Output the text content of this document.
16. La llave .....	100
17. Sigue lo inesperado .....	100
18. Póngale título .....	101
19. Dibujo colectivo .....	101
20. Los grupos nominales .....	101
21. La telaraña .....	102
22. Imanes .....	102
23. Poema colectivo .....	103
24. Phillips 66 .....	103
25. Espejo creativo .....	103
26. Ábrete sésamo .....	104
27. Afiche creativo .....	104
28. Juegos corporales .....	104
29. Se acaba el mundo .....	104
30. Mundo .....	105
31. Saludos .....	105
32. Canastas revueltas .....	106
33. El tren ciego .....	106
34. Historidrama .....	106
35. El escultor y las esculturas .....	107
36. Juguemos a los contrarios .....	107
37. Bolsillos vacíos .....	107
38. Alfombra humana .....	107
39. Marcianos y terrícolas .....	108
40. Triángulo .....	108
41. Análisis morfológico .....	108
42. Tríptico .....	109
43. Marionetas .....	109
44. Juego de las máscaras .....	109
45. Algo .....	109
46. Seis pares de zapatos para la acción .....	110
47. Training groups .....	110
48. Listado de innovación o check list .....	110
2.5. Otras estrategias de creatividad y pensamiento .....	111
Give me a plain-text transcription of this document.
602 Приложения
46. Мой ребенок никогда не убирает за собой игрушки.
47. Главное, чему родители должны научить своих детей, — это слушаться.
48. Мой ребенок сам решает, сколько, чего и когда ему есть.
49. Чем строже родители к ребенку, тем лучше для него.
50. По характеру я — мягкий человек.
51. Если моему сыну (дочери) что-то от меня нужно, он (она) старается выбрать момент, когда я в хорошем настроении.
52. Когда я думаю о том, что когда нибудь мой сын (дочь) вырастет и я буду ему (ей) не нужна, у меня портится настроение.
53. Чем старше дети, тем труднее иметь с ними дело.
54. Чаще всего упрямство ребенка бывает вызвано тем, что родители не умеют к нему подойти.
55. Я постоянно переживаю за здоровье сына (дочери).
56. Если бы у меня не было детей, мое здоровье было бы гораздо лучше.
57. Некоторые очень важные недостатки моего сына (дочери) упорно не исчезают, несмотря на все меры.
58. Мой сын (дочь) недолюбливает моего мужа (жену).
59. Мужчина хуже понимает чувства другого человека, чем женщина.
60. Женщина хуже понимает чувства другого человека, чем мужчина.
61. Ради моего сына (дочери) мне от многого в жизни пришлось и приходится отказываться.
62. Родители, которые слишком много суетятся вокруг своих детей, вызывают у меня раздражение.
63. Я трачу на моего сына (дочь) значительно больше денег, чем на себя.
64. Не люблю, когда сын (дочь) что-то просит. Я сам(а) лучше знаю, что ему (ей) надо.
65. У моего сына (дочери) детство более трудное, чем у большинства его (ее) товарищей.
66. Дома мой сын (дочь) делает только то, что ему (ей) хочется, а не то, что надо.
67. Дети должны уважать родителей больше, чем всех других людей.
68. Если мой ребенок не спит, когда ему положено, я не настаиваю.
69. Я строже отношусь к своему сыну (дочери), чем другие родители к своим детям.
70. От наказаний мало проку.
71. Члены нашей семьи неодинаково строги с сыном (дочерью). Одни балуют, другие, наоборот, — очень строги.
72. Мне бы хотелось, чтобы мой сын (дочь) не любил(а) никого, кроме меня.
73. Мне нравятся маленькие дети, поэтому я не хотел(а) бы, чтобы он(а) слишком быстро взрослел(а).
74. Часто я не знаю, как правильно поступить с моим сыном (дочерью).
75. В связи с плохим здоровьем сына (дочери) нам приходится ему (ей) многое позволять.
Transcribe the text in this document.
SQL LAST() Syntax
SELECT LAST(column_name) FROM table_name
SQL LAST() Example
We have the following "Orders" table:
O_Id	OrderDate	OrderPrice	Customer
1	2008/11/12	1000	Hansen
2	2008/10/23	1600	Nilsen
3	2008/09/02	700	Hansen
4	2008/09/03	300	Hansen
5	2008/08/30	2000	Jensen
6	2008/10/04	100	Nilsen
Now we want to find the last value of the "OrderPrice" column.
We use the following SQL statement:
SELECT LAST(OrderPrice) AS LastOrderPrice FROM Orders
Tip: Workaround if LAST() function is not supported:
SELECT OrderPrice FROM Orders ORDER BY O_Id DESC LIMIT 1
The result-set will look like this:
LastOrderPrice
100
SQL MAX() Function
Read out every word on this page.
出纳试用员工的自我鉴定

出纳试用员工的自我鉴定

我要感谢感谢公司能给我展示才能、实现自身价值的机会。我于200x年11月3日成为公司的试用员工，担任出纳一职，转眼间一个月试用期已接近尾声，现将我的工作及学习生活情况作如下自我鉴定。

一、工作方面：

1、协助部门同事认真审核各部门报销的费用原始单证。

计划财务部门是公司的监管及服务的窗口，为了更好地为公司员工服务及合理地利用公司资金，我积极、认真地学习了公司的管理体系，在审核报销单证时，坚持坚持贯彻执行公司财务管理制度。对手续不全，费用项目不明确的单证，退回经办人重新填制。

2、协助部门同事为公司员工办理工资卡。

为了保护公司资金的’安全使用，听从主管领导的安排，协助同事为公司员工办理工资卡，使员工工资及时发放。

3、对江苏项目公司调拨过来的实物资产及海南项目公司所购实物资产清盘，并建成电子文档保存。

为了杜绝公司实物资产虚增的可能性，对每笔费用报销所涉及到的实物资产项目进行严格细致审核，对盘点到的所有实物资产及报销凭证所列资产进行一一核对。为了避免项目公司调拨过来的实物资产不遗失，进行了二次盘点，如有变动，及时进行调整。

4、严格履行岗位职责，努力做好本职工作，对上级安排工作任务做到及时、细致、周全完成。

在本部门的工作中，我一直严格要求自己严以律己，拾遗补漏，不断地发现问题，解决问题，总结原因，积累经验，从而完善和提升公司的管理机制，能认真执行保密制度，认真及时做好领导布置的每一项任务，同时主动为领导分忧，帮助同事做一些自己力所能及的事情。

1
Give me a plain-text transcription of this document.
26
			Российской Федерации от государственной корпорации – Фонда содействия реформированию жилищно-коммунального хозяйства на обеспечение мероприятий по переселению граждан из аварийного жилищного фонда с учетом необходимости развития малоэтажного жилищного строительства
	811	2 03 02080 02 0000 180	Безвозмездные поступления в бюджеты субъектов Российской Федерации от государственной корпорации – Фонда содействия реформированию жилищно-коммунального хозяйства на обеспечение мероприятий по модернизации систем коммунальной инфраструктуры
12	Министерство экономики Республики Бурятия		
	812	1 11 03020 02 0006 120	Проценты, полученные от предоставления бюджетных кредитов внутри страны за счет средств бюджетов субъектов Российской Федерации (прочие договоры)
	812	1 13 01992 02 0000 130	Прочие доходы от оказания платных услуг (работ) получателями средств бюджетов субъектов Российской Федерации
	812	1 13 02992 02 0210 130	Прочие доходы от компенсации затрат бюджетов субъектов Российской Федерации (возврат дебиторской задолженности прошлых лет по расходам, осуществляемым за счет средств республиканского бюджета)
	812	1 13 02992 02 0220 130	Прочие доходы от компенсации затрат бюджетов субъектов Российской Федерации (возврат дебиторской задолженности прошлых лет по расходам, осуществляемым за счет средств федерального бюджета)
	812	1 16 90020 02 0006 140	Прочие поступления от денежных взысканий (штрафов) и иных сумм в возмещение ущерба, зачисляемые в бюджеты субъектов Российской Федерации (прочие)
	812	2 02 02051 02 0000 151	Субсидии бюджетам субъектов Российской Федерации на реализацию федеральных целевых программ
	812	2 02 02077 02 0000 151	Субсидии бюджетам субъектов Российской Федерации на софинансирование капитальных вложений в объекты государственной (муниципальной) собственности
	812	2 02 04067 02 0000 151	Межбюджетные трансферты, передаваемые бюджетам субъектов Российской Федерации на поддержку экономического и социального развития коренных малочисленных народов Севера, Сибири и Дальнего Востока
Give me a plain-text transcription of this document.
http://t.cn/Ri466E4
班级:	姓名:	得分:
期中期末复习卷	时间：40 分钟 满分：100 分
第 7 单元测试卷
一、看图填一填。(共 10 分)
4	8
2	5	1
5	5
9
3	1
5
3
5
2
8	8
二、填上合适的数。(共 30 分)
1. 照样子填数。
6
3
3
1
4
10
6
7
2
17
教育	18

•••

Go through the records. Copy each line where "FROM" appears.

SELECT LAST(column_name) FROM table_name
SELECT LAST(OrderPrice) AS LastOrderPrice FROM Orders
SELECT OrderPrice FROM Orders ORDER BY O_Id DESC LIMIT 1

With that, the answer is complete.